Stored records

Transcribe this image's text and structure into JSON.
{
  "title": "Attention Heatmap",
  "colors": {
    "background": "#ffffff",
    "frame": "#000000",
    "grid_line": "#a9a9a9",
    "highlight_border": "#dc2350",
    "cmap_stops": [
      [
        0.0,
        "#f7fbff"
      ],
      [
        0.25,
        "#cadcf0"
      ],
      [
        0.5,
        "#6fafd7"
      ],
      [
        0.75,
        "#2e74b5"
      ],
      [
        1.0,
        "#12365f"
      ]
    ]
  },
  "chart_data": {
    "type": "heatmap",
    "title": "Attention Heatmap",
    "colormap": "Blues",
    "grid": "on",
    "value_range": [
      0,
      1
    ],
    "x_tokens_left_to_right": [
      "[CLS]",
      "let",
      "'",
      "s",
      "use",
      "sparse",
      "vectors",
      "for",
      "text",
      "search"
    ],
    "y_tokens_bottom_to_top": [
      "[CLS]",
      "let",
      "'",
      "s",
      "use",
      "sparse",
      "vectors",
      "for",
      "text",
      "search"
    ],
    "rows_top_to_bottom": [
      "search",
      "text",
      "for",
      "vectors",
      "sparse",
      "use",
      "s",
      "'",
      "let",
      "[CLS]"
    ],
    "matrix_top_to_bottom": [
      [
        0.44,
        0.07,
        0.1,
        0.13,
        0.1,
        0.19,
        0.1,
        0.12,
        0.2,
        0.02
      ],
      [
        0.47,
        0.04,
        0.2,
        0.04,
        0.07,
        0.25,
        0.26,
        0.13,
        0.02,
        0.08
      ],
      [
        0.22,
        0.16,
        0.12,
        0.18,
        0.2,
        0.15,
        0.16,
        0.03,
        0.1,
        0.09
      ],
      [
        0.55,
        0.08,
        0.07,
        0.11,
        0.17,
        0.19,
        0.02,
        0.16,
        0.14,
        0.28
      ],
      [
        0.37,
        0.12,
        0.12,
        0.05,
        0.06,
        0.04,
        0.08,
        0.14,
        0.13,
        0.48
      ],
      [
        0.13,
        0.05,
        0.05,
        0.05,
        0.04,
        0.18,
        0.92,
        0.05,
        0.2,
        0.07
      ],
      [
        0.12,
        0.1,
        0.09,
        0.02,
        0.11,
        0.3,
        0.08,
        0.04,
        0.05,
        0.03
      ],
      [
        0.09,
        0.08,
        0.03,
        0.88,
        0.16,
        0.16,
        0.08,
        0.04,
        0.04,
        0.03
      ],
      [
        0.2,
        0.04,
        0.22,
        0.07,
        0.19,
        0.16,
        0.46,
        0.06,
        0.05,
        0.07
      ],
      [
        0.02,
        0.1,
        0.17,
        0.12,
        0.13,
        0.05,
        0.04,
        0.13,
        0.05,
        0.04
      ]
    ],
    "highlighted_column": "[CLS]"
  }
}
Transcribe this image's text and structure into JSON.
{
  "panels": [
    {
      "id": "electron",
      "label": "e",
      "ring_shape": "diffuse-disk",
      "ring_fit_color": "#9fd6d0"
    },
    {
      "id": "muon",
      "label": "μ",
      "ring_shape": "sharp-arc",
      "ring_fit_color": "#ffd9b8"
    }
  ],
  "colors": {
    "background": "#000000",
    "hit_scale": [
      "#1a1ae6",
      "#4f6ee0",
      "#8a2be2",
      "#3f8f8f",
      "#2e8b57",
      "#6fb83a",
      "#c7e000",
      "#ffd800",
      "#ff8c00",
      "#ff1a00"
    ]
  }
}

[BRIEF] Word for word, restate all of the data shown above.

[EXERCISE SOLUTION]
Transcribe this image's text and structure into JSON.
{
  "title": "Attention Heatmap",
  "colors": {
    "background": "#ffffff",
    "frame": "#000000",
    "grid_line": "#a9a9a9",
    "highlight_border": "#dc2350",
    "cmap_stops": [
      [
        0.0,
        "#f7fbff"
      ],
      [
        0.25,
        "#cadcf0"
      ],
      [
        0.5,
        "#6fafd7"
      ],
      [
        0.75,
        "#2e74b5"
      ],
      [
        1.0,
        "#12365f"
      ]
    ]
  },
  "chart_data": {
    "type": "heatmap",
    "title": "Attention Heatmap",
    "colormap": "Blues",
    "grid": "on",
    "value_range": [
      0,
      1
    ],
    "x_tokens_left_to_right": [
      "[CLS]",
      "let",
      "'",
      "s",
      "use",
      "sparse",
      "vectors",
      "for",
      "text",
      "search"
    ],
    "y_tokens_bottom_to_top": [
      "[CLS]",
      "let",
      "'",
      "s",
      "use",
      "sparse",
      "vectors",
      "for",
      "text",
      "search"
    ],
    "rows_top_to_bottom": [
      "search",
      "text",
      "for",
      "vectors",
      "sparse",
      "use",
      "s",
      "'",
      "let",
      "[CLS]"
    ],
    "matrix_top_to_bottom": [
      [
        0.44,
        0.07,
        0.1,
        0.13,
        0.1,
        0.19,
        0.1,
        0.12,
        0.2,
        0.02
      ],
      [
        0.47,
        0.04,
        0.2,
        0.04,
        0.07,
        0.25,
        0.26,
        0.13,
        0.02,
        0.08
      ],
      [
        0.22,
        0.16,
        0.12,
        0.18,
        0.2,
        0.15,
        0.16,
        0.03,
        0.1,
        0.09
      ],
      [
        0.55,
        0.08,
        0.07,
        0.11,
        0.17,
        0.19,
        0.02,
        0.16,
        0.14,
        0.28
      ],
      [
        0.37,
        0.12,
        0.12,
        0.05,
        0.06,
        0.04,
        0.08,
        0.14,
        0.13,
        0.48
      ],
      [
        0.13,
        0.05,
        0.05,
        0.05,
        0.04,
        0.18,
        0.92,
        0.05,
        0.2,
        0.07
      ],
      [
        0.12,
        0.1,
        0.09,
        0.02,
        0.11,
        0.3,
        0.08,
        0.04,
        0.05,
        0.03
      ],
      [
        0.09,
        0.08,
        0.03,
        0.88,
        0.16,
        0.16,
        0.08,
        0.04,
        0.04,
        0.03
      ],
      [
        0.2,
        0.04,
        0.22,
        0.07,
        0.19,
        0.16,
        0.46,
        0.06,
        0.05,
        0.07
      ],
      [
        0.02,
        0.1,
        0.17,
        0.12,
        0.13,
        0.05,
        0.04,
        0.13,
        0.05,
        0.04
      ]
    ],
    "highlighted_column": "[CLS]"
  }
}
Transcribe this image's text and structure into JSON.
{
  "panels": [
    {
      "id": "electron",
      "label": "e",
      "ring_shape": "diffuse-disk",
      "ring_fit_color": "#9fd6d0"
    },
    {
      "id": "muon",
      "label": "μ",
      "ring_shape": "sharp-arc",
      "ring_fit_color": "#ffd9b8"
    }
  ],
  "colors": {
    "background": "#000000",
    "hit_scale": [
      "#1a1ae6",
      "#4f6ee0",
      "#8a2be2",
      "#3f8f8f",
      "#2e8b57",
      "#6fb83a",
      "#c7e000",
      "#ffd800",
      "#ff8c00",
      "#ff1a00"
    ]
  }
}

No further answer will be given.